PROBLEM DESCRIPTION:
Write out all lines holding the word "head".

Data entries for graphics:
——————————
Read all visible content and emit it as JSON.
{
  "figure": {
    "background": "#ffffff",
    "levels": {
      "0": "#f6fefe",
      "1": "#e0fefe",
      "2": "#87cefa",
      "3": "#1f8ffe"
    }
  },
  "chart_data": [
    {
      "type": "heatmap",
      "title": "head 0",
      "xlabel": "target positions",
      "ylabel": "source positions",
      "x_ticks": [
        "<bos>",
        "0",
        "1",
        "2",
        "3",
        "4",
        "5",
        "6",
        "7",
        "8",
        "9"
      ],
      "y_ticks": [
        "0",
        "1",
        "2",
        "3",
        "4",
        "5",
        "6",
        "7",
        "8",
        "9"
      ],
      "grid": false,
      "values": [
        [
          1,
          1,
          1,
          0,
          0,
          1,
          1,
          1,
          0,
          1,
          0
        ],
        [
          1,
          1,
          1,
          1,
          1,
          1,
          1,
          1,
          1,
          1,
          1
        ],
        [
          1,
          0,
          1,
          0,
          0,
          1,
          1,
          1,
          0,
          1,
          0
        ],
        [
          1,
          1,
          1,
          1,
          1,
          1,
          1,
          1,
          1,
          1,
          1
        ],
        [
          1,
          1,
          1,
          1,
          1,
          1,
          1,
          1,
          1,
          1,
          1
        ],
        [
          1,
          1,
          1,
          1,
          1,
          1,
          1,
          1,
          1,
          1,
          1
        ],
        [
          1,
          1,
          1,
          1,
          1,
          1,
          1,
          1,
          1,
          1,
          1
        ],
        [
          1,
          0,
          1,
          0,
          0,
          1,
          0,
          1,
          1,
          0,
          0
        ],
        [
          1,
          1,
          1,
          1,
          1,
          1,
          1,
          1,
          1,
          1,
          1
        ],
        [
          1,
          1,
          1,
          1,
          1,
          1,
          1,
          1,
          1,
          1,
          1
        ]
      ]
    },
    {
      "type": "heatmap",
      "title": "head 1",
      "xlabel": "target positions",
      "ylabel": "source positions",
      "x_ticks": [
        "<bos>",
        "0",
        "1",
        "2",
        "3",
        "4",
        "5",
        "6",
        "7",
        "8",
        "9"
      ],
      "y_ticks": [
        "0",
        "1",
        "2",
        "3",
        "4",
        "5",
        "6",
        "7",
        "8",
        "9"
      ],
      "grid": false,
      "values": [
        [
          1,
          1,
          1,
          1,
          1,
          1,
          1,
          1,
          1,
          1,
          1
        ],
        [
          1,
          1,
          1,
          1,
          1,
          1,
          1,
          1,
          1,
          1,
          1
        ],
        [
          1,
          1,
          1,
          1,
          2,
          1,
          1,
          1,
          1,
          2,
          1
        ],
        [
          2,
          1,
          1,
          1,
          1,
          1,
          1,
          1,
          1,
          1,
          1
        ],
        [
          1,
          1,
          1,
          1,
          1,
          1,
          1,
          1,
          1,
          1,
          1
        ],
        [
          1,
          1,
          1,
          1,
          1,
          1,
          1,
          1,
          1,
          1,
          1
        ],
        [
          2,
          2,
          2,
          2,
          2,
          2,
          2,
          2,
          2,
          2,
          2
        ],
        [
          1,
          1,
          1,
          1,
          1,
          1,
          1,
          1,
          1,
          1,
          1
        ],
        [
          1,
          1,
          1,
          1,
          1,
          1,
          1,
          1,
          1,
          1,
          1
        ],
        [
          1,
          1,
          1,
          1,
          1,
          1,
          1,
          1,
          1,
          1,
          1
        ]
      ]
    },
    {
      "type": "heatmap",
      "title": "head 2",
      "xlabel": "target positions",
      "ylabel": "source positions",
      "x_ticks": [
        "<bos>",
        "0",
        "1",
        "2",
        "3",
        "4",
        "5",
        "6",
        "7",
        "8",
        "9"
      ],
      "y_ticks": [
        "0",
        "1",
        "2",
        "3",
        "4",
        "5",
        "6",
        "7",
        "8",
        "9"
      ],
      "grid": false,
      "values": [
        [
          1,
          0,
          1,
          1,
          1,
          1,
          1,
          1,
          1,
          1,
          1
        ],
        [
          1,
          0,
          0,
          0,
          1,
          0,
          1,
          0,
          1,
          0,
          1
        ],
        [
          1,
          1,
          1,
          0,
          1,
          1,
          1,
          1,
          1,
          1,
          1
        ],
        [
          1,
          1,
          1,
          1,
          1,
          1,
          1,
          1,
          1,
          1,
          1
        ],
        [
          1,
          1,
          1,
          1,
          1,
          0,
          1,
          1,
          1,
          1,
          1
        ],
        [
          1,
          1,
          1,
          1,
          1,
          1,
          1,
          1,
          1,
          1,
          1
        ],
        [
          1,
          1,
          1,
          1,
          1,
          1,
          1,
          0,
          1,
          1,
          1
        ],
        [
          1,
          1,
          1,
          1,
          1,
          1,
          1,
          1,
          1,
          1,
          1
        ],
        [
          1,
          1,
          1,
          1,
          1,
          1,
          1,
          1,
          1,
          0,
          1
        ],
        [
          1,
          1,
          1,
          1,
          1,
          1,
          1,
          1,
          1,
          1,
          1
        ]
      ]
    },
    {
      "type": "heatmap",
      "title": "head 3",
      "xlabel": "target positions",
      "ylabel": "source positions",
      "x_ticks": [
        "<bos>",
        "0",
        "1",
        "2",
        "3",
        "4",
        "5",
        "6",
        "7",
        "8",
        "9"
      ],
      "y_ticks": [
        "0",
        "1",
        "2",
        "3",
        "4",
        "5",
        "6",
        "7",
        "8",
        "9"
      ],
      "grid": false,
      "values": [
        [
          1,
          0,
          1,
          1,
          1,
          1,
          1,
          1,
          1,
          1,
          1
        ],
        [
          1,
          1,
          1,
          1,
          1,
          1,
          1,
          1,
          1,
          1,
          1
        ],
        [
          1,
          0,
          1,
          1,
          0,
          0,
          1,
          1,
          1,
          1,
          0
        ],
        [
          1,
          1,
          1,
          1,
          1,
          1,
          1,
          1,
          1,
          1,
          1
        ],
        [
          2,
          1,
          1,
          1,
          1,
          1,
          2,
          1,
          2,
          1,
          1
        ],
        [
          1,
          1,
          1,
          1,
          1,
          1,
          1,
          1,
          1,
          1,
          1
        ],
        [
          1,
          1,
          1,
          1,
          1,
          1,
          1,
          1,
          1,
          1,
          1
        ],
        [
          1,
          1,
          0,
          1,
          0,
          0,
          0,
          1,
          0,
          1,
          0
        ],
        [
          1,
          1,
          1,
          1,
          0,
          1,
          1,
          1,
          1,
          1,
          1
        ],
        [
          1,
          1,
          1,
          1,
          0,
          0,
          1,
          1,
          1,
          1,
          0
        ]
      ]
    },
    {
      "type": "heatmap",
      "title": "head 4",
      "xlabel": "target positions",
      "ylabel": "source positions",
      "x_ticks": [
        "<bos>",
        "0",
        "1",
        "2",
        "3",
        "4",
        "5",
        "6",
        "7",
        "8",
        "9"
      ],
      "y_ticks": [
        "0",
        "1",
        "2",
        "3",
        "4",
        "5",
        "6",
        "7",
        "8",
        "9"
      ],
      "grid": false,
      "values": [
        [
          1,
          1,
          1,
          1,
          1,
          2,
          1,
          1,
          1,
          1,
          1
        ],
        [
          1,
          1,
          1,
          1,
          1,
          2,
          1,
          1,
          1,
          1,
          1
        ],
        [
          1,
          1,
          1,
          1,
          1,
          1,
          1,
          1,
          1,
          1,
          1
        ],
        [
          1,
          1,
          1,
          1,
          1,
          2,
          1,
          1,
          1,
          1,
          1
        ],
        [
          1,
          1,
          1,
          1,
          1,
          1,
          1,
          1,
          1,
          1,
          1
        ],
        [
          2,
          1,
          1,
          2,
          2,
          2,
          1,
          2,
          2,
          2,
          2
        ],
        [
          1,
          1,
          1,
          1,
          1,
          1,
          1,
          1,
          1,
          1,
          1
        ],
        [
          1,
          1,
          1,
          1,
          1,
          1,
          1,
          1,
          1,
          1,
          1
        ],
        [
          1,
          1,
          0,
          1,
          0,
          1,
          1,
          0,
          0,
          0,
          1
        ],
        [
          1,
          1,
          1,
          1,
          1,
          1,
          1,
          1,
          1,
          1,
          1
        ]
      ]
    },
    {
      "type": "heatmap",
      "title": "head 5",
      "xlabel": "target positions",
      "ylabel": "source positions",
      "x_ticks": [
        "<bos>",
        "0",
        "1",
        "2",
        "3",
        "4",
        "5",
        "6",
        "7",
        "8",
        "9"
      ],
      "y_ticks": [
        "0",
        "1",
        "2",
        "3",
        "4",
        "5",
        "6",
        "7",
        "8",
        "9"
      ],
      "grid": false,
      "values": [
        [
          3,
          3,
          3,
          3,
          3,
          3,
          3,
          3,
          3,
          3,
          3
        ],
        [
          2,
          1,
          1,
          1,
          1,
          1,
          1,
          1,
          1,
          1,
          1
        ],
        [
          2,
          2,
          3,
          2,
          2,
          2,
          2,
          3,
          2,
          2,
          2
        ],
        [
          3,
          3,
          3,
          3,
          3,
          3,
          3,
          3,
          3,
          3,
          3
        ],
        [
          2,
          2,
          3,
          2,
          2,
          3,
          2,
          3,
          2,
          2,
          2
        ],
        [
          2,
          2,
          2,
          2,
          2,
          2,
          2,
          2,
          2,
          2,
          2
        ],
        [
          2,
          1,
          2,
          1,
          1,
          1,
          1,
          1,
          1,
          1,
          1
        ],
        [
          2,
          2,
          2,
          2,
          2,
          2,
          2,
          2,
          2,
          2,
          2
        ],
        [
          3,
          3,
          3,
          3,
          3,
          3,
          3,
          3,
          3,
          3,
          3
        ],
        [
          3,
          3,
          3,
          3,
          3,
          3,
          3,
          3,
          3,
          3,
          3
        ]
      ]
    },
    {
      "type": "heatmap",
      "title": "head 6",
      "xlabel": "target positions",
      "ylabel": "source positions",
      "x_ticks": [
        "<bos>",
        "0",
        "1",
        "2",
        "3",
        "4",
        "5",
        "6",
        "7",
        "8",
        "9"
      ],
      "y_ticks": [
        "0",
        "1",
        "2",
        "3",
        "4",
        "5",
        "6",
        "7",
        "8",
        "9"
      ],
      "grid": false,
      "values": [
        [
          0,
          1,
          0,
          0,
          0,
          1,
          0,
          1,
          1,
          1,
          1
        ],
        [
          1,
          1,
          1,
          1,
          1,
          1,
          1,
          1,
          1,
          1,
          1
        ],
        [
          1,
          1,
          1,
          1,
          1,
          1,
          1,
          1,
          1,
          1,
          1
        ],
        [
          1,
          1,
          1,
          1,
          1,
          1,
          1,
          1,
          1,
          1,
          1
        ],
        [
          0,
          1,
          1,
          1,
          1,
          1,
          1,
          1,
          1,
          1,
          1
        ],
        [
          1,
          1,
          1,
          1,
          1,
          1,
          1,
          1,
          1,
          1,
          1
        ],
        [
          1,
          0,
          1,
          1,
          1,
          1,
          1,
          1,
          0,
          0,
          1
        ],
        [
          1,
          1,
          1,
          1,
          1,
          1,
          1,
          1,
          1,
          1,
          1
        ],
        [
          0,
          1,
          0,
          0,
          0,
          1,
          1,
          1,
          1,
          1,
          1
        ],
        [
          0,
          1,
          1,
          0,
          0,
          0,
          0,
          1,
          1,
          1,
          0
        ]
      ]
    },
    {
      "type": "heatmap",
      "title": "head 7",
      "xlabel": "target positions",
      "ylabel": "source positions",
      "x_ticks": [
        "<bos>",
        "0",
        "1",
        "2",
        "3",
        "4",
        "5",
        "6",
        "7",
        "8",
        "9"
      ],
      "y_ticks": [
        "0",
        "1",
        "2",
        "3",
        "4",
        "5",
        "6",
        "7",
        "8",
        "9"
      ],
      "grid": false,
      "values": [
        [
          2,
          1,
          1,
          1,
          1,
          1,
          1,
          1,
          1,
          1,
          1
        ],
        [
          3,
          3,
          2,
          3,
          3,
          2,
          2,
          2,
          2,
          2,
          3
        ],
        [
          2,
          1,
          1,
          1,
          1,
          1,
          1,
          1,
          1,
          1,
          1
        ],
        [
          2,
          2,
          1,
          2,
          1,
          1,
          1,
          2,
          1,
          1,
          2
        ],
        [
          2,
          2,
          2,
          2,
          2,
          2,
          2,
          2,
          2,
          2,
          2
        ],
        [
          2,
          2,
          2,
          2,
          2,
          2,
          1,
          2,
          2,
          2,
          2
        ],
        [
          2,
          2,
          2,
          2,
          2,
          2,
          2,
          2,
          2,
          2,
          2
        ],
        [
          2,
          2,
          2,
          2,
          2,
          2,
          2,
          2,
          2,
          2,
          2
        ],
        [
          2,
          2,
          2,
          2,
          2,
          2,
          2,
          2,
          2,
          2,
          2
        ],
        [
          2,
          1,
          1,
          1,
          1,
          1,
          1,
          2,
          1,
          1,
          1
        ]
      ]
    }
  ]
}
——————————
TASK RESPONSE:
      "title": "head 0",
      "title": "head 1",
      "title": "head 2",
      "title": "head 3",
      "title": "head 4",
      "title": "head 5",
      "title": "head 6",
      "title": "head 7",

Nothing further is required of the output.